▶ **Required task**:
Copy out every line of the records where the string "Herkese" occurs.

-- -- --

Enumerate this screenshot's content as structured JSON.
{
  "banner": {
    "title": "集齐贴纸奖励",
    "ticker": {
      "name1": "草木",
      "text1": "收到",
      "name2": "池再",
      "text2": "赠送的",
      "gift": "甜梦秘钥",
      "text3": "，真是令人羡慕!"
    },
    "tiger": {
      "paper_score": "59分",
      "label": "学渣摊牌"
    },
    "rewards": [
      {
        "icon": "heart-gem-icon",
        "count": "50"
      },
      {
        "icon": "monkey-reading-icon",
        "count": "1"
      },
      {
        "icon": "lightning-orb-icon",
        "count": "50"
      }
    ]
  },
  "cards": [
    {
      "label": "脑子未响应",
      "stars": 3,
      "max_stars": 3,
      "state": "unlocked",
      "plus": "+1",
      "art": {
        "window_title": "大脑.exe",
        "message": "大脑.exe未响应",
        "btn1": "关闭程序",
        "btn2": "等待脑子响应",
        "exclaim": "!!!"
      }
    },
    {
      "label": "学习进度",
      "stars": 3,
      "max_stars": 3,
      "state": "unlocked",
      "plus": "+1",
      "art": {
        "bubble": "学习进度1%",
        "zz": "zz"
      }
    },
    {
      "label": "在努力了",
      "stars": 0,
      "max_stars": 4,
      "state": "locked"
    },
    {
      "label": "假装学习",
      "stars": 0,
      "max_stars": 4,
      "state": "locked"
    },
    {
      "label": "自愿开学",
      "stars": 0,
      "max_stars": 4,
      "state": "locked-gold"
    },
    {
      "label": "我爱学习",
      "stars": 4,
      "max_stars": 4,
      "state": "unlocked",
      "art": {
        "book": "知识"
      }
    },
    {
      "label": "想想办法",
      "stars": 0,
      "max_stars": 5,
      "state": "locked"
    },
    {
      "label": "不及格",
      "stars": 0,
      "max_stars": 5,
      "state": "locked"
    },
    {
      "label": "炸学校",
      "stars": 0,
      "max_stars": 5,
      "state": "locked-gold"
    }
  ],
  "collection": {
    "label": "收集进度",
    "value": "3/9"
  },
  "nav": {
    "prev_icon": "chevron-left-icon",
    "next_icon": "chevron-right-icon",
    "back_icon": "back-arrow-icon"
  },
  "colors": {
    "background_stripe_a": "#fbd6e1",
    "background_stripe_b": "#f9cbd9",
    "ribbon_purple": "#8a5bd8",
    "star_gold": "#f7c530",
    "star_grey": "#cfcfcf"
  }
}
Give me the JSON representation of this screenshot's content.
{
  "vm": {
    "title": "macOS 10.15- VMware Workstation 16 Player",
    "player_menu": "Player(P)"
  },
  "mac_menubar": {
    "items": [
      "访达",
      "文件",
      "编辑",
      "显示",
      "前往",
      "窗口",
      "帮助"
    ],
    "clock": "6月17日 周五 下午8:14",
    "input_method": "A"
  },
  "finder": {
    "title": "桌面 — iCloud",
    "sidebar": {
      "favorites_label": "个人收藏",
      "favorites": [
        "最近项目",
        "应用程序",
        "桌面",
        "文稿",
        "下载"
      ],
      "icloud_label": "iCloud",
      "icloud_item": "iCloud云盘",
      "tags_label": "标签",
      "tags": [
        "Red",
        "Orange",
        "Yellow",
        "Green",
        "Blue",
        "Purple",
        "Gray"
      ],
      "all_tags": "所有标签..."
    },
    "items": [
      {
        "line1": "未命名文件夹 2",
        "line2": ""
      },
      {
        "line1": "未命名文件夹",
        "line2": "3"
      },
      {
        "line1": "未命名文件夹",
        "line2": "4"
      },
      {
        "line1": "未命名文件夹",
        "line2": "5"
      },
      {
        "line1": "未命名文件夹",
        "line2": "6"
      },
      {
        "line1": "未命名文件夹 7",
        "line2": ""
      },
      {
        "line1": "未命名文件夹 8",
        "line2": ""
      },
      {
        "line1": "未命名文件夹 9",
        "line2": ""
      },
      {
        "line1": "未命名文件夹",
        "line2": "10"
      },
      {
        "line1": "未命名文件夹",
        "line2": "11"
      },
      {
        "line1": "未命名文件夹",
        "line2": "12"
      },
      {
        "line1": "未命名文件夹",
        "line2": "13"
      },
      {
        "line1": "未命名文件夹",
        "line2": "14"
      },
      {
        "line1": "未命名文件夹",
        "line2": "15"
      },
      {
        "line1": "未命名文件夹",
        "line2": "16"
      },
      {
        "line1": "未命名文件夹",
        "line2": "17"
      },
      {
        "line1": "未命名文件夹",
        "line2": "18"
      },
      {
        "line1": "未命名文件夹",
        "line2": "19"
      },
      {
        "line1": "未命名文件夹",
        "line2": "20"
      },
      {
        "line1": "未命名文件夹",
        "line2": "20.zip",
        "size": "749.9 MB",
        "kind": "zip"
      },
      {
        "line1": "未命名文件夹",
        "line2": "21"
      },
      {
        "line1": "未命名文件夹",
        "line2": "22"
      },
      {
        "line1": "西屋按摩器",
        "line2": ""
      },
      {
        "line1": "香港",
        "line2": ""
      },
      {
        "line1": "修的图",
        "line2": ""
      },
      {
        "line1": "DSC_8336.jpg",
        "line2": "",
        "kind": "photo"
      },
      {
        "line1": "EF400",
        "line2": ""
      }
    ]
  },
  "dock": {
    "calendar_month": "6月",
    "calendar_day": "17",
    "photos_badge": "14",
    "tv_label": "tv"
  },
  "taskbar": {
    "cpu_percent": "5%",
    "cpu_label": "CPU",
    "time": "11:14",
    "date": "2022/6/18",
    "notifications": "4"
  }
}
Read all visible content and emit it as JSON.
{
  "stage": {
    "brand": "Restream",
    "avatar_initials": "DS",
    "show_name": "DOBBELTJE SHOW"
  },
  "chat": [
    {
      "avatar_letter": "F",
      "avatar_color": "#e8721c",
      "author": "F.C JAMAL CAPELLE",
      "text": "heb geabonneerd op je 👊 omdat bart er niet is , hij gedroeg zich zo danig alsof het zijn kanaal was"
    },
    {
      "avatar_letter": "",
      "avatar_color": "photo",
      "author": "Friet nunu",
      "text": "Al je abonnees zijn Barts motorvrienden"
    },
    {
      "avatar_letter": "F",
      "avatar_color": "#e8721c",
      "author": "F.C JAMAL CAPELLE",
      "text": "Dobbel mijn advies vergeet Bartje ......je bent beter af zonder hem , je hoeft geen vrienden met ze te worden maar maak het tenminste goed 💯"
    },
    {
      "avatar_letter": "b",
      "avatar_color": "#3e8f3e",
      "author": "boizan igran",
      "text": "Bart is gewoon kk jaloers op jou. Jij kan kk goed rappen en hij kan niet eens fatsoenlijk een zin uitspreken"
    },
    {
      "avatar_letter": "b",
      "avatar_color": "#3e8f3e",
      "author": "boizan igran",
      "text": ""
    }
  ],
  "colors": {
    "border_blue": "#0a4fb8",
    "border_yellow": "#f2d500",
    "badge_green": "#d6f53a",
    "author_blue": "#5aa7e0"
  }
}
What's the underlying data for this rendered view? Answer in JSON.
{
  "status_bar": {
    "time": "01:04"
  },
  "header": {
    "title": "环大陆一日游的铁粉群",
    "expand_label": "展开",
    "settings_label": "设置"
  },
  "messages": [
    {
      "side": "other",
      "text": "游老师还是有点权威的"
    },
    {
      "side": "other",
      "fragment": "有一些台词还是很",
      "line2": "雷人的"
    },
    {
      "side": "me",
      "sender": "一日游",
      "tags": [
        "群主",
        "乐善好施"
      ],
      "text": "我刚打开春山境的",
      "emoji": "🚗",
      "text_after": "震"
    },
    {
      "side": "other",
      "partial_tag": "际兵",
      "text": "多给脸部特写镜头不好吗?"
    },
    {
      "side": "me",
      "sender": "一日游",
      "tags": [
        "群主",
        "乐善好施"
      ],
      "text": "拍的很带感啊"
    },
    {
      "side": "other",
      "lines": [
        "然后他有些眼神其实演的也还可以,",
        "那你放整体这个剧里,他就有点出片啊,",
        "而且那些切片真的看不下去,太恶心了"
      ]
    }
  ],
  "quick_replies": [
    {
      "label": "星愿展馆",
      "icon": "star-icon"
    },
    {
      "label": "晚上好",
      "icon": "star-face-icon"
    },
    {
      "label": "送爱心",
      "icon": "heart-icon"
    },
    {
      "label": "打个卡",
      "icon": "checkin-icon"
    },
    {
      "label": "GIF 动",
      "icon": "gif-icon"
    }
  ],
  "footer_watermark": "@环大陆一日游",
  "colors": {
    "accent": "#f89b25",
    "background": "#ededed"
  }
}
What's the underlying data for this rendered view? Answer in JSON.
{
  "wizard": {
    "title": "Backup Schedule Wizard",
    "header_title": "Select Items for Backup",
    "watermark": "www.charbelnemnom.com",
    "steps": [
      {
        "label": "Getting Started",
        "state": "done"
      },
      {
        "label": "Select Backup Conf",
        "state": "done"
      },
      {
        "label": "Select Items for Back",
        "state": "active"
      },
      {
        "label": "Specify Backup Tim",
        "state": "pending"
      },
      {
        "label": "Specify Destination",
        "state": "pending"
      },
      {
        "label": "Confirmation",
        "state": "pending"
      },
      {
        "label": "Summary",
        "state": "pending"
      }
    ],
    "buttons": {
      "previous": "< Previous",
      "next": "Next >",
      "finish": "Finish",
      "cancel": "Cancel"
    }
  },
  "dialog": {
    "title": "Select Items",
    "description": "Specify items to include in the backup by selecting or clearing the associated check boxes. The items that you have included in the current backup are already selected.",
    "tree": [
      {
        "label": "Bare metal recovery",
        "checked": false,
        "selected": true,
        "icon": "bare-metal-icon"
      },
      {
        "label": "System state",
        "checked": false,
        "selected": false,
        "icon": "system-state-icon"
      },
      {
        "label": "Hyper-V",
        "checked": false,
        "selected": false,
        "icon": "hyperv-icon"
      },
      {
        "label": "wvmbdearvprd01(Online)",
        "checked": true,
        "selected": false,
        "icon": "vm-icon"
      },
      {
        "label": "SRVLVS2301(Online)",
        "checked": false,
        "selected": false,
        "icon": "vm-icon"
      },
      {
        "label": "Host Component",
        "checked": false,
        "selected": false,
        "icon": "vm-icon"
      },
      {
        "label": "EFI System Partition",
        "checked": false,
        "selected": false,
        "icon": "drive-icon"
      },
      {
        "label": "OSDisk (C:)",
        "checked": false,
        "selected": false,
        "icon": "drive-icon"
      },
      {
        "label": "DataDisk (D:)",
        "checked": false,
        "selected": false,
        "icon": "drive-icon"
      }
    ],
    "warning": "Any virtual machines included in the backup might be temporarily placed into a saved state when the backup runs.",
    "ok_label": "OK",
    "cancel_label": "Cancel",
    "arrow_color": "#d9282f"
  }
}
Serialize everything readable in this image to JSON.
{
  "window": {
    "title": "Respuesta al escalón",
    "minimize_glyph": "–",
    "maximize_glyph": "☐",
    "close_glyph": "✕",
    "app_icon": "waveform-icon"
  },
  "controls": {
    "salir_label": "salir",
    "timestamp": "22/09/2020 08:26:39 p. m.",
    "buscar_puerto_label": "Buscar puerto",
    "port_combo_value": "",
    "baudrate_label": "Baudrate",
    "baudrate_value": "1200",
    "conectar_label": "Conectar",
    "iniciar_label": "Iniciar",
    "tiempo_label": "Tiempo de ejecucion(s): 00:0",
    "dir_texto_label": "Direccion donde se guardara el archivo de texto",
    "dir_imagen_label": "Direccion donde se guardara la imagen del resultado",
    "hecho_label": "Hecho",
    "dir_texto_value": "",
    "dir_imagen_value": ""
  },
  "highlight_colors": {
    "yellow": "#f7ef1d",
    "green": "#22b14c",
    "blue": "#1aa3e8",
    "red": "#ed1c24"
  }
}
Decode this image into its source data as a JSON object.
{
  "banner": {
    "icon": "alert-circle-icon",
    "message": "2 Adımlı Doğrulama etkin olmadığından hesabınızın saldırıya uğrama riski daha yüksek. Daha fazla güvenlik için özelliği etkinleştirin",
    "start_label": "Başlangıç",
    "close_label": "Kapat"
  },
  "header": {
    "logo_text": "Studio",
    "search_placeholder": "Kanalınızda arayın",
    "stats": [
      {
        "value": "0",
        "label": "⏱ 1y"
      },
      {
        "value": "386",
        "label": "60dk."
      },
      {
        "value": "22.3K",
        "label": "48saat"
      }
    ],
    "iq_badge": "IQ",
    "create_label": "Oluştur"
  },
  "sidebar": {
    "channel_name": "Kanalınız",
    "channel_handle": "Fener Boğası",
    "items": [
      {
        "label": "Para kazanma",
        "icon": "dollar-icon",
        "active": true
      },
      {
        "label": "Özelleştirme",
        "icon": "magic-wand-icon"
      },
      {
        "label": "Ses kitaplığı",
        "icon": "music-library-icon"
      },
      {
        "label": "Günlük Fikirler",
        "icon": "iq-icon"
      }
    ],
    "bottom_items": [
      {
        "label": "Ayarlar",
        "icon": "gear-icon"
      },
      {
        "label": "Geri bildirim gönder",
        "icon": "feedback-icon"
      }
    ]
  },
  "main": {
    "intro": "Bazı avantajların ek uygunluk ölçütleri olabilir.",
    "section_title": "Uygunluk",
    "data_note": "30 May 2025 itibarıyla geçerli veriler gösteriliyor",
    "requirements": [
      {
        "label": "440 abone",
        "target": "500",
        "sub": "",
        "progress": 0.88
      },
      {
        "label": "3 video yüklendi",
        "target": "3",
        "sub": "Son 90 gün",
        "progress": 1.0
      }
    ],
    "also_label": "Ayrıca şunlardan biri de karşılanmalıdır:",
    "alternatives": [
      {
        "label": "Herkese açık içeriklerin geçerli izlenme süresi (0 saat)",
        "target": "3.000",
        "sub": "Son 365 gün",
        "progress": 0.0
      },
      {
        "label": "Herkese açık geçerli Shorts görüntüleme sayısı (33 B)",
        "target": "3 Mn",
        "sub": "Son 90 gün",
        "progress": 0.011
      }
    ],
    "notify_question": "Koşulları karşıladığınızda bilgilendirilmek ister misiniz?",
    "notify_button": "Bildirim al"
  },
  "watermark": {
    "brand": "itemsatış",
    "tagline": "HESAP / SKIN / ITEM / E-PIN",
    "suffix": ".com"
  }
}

-- -- --

▶ **Response**:
        "label": "Herkese açık içeriklerin geçerli izlenme süresi (0 saat)",
        "label": "Herkese açık geçerli Shorts görüntüleme sayısı (33 B)",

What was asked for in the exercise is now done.